### [TASK]
Leave out the pictures; transcribe all else exactly.

### [DATASET CONTENT]

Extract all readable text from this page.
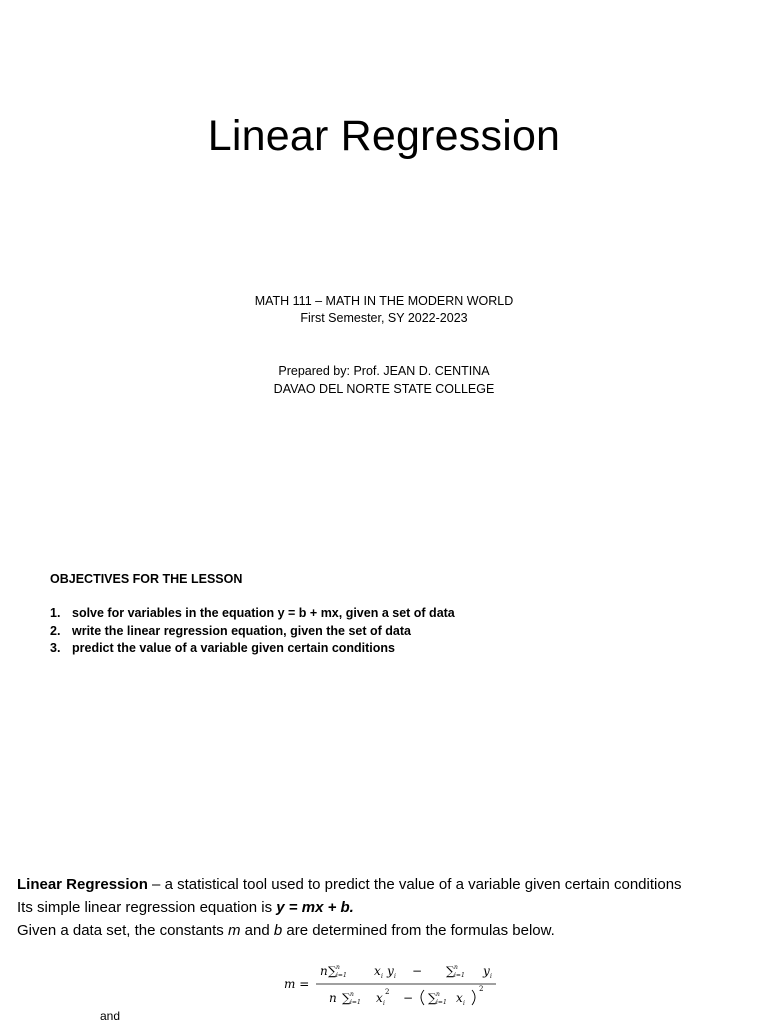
Linear Regression
MATH 111 – MATH IN THE MODERN WORLD
First Semester, SY 2022-2023
Prepared by: Prof. JEAN D. CENTINA
DAVAO DEL NORTE STATE COLLEGE
OBJECTIVES FOR THE LESSON
1. solve for variables in the equation y = b + mx, given a set of data
2. write the linear regression equation, given the set of data
3. predict the value of a variable given certain conditions
Linear Regression – a statistical tool used to predict the value of a variable given certain conditions
Its simple linear regression equation is y = mx + b.
Given a data set, the constants m and b are determined from the formulas below.
m =
n ∑ n
i=1 x i y i − ∑ n
i=1 y i
n ∑ n
i=1 x i
2 − ∑ n
i=1 x i
2
and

### [RESULT FOR THIS EXERCISE]
Extract all readable text from this page.
Linear Regression
MATH 111 – MATH IN THE MODERN WORLD
First Semester, SY 2022-2023
Prepared by: Prof. JEAN D. CENTINA
DAVAO DEL NORTE STATE COLLEGE
OBJECTIVES FOR THE LESSON
1. solve for variables in the equation y = b + mx, given a set of data
2. write the linear regression equation, given the set of data
3. predict the value of a variable given certain conditions
Linear Regression – a statistical tool used to predict the value of a variable given certain conditions
Its simple linear regression equation is y = mx + b.
Given a data set, the constants m and b are determined from the formulas below.
m =
n ∑ n
i=1 x i y i − ∑ n
i=1 y i
n ∑ n
i=1 x i
2 − ∑ n
i=1 x i
2
and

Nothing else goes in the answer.